What is needed:
Every line in the listing is to be echoed verbatim.

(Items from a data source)
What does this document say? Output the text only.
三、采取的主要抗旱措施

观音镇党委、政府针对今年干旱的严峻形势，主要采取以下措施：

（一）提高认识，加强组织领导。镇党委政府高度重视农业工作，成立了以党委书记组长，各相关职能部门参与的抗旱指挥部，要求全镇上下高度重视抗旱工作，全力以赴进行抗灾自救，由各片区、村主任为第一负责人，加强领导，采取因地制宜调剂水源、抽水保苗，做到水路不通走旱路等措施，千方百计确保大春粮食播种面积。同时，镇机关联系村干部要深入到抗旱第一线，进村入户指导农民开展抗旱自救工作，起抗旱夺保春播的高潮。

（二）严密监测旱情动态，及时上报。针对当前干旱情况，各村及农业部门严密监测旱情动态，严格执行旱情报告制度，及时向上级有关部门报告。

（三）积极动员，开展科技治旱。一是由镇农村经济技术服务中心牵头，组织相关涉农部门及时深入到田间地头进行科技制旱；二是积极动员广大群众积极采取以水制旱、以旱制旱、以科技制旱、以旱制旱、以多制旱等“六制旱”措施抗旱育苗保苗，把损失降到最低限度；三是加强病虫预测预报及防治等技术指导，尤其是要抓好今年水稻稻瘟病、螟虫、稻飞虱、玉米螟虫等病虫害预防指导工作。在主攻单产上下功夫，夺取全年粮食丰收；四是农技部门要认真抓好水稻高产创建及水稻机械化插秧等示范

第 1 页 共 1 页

Final result:
What does this document say? Output the text only.
三、采取的主要抗旱措施

观音镇党委、政府针对今年干旱的严峻形势，主要采取以下措施：

（一）提高认识，加强组织领导。镇党委政府高度重视农业工作，成立了以党委书记组长，各相关职能部门参与的抗旱指挥部，要求全镇上下高度重视抗旱工作，全力以赴进行抗灾自救，由各片区、村主任为第一负责人，加强领导，采取因地制宜调剂水源、抽水保苗，做到水路不通走旱路等措施，千方百计确保大春粮食播种面积。同时，镇机关联系村干部要深入到抗旱第一线，进村入户指导农民开展抗旱自救工作，起抗旱夺保春播的高潮。

（二）严密监测旱情动态，及时上报。针对当前干旱情况，各村及农业部门严密监测旱情动态，严格执行旱情报告制度，及时向上级有关部门报告。

（三）积极动员，开展科技治旱。一是由镇农村经济技术服务中心牵头，组织相关涉农部门及时深入到田间地头进行科技制旱；二是积极动员广大群众积极采取以水制旱、以旱制旱、以科技制旱、以旱制旱、以多制旱等“六制旱”措施抗旱育苗保苗，把损失降到最低限度；三是加强病虫预测预报及防治等技术指导，尤其是要抓好今年水稻稻瘟病、螟虫、稻飞虱、玉米螟虫等病虫害预防指导工作。在主攻单产上下功夫，夺取全年粮食丰收；四是农技部门要认真抓好水稻高产创建及水稻机械化插秧等示范

第 1 页 共 1 页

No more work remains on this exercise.